Page text —
** begin **
Interview With Cannabis Lawyer Jodie Cheng

Jodie Cheng is the Founder of JWC Legal, a legal practice that focuses on complex intellectual property issues, particularly as they pertain to the growing cannabis industry.  

Thanks to the War on Drugs, cannabis use has been historically relegated to the shadows, and users have had to turn to black-market dealers in back-alleys to get their bud. Now, as the stigma and regulations surrounding cannabis begin to dissolve, more and more players are entering the legal cannabis space, hoping to jump aboard the Green Rush and become a part of the post-prohibition era.

Though navigating the bourgeoning cannabis space isn't easy, particularly given the amount of uncertainty that surrounds the industry; whether it be the murky laws around banking, the schism between federal and state legality, and the FDA's ominous remarks about the CBD space.

This is why one lawyer has decided to utilize their legal expertise to help those within cannabis space, and clear away the smoke that surrounds the industry at large. That Lawyer is Jodie Cheng.

Going Solo

In her career, Jodie Cheng achieved what many can only aspire to. Having worked her way up at a large international law firm in California, Jodie worked high-profile cases and earned her keep as a respected lawyer.

Though simply climbing rungs on a legal ladder wasn't the end-goal for Jodie, who wanted more "more flexibility" with the kind of clients" she could represent.

The previous law firm I worked at was billing out at more than a thousand dollars an hour. Any sort of emerging industry cannot afford something like that.

Jodie Cheng, Founder of JWC Legal

In order to serve clients who mightn't have the resources to afford high-end legal fees, Jodie left her previous firm and founded JWC Legal in 2017.

"I had started it just to provide the same top-quality legal counsel to startups and emerging industries that, frankly, just need more legal help."

Immediately, when one thinks of California in 2017, and emerging industries, it's hard not to think about the cannabis industry. Cannabis was made legal in California at the end of 2016, and in that regard, there was no better time to work in the space than when JWC Legal entered the fray. The cannabis experiment had just begun and many people lacked the legal acumen to navigate the new space.

However, becoming a lawyer focused upon cannabis was never Jodie's intention.

"Honestly, I never had a concerted effort to be specifically a cannabis attorney. When I started my own law firm, I was just looking for a platform that has more flexibility, and could serve a wider group of people."

Initially, JWC legal was busy working on large cases such as representing Qualcomm in their global litigation case against Apple and representing household names such as Facebook, the NFL, and General Motors.
** end **
Items —
** begin **
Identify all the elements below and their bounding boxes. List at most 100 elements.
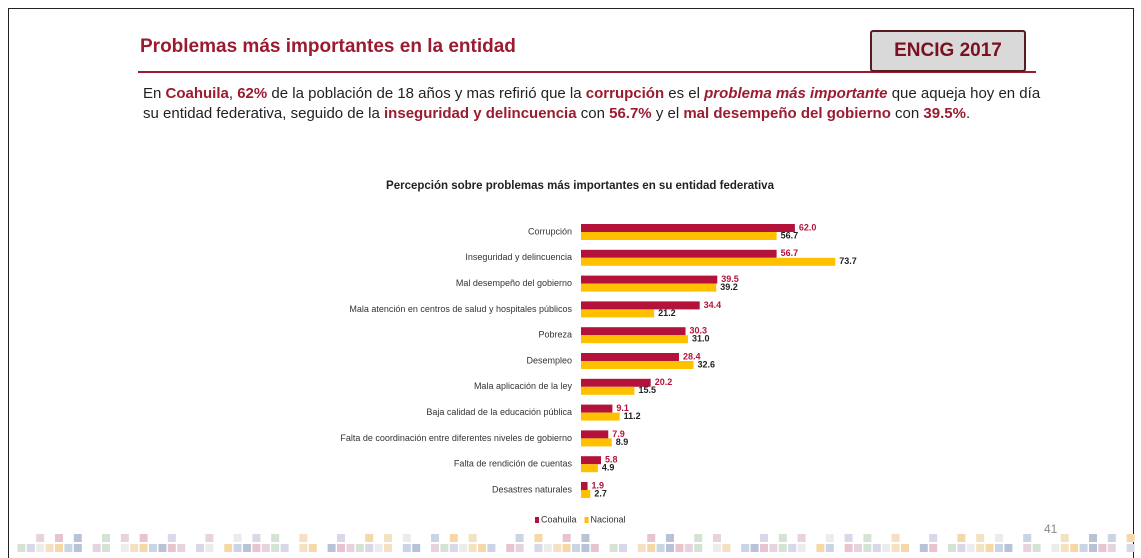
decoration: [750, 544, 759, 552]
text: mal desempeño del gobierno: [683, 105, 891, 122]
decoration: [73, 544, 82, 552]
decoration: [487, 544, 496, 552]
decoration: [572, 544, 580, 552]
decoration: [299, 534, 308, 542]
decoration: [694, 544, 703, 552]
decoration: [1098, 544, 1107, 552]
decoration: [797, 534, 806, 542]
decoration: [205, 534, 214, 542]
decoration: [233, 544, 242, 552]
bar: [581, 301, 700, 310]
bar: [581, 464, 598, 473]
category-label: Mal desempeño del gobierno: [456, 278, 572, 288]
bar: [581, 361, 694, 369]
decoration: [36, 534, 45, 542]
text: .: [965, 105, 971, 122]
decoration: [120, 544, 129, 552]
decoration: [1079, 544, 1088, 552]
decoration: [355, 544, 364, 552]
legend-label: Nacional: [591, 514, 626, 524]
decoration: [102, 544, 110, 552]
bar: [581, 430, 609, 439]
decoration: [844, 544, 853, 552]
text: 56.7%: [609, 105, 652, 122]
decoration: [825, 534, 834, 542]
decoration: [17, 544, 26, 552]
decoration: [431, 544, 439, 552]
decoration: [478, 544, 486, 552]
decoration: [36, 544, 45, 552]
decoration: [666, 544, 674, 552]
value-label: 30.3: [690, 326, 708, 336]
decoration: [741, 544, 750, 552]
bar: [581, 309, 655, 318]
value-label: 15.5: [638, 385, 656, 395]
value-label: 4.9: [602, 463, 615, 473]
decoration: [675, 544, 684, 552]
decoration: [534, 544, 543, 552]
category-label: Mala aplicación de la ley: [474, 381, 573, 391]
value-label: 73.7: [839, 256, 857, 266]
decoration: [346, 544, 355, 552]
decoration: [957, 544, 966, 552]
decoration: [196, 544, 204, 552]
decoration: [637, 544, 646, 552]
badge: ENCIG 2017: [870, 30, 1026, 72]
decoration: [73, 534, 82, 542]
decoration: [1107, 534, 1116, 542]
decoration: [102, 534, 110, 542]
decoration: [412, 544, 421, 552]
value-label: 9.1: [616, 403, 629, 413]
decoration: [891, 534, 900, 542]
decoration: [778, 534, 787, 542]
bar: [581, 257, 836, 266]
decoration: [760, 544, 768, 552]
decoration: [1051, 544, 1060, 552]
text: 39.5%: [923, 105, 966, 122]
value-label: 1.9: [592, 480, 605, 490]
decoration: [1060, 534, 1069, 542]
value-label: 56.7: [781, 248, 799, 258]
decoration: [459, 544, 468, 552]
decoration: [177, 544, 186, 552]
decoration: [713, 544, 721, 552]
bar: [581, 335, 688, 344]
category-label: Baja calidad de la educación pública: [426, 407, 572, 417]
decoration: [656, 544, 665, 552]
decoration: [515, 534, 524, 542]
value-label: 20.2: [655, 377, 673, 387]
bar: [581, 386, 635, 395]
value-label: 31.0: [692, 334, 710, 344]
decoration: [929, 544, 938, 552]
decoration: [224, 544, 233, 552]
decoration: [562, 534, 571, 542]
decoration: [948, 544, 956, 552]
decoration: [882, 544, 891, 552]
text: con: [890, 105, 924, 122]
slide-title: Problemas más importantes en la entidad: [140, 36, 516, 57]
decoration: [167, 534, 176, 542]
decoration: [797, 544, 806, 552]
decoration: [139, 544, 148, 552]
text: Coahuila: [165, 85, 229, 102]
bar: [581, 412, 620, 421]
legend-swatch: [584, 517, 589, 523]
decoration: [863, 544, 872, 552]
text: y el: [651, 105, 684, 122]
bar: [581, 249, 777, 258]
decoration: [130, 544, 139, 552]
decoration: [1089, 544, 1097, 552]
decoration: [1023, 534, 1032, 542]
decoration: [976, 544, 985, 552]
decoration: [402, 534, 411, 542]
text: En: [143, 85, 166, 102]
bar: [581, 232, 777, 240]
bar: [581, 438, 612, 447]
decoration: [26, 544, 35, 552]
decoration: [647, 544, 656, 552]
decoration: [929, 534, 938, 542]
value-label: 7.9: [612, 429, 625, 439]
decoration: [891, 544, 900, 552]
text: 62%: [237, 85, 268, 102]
** end **
** begin **
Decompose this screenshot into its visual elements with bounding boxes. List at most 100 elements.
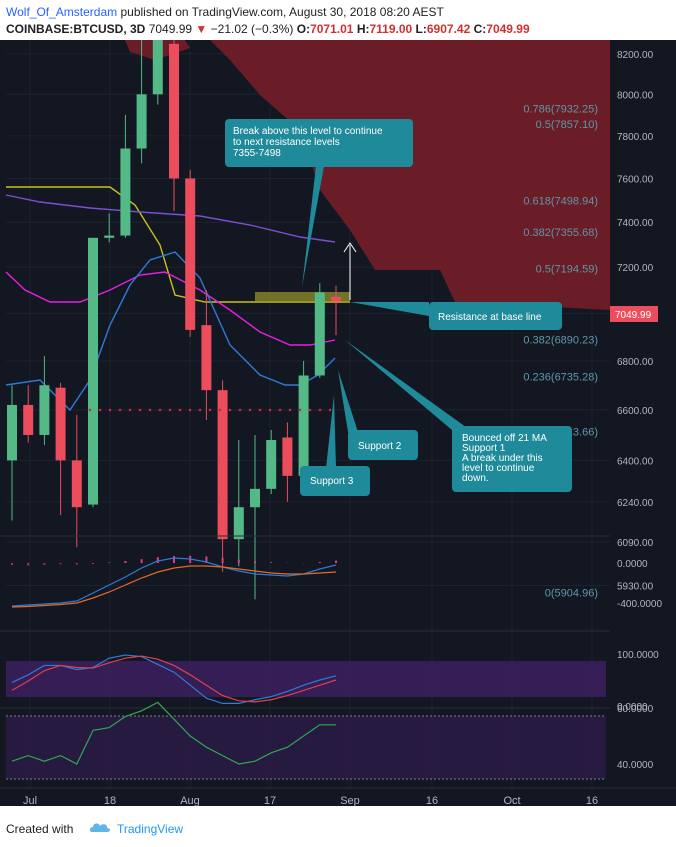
** end **
Given task — Repeat the passage of the Jodie Cheng interview from "Immediately, when one" up to and including "never Jodie's intention.", word for word.

Solution —
Immediately, when one thinks of California in 2017, and emerging industries, it's hard not to think about the cannabis industry. Cannabis was made legal in California at the end of 2016, and in that regard, there was no better time to work in the space than when JWC Legal entered the fray. The cannabis experiment had just begun and many people lacked the legal acumen to navigate the new space.

However, becoming a lawyer focused upon cannabis was never Jodie's intention.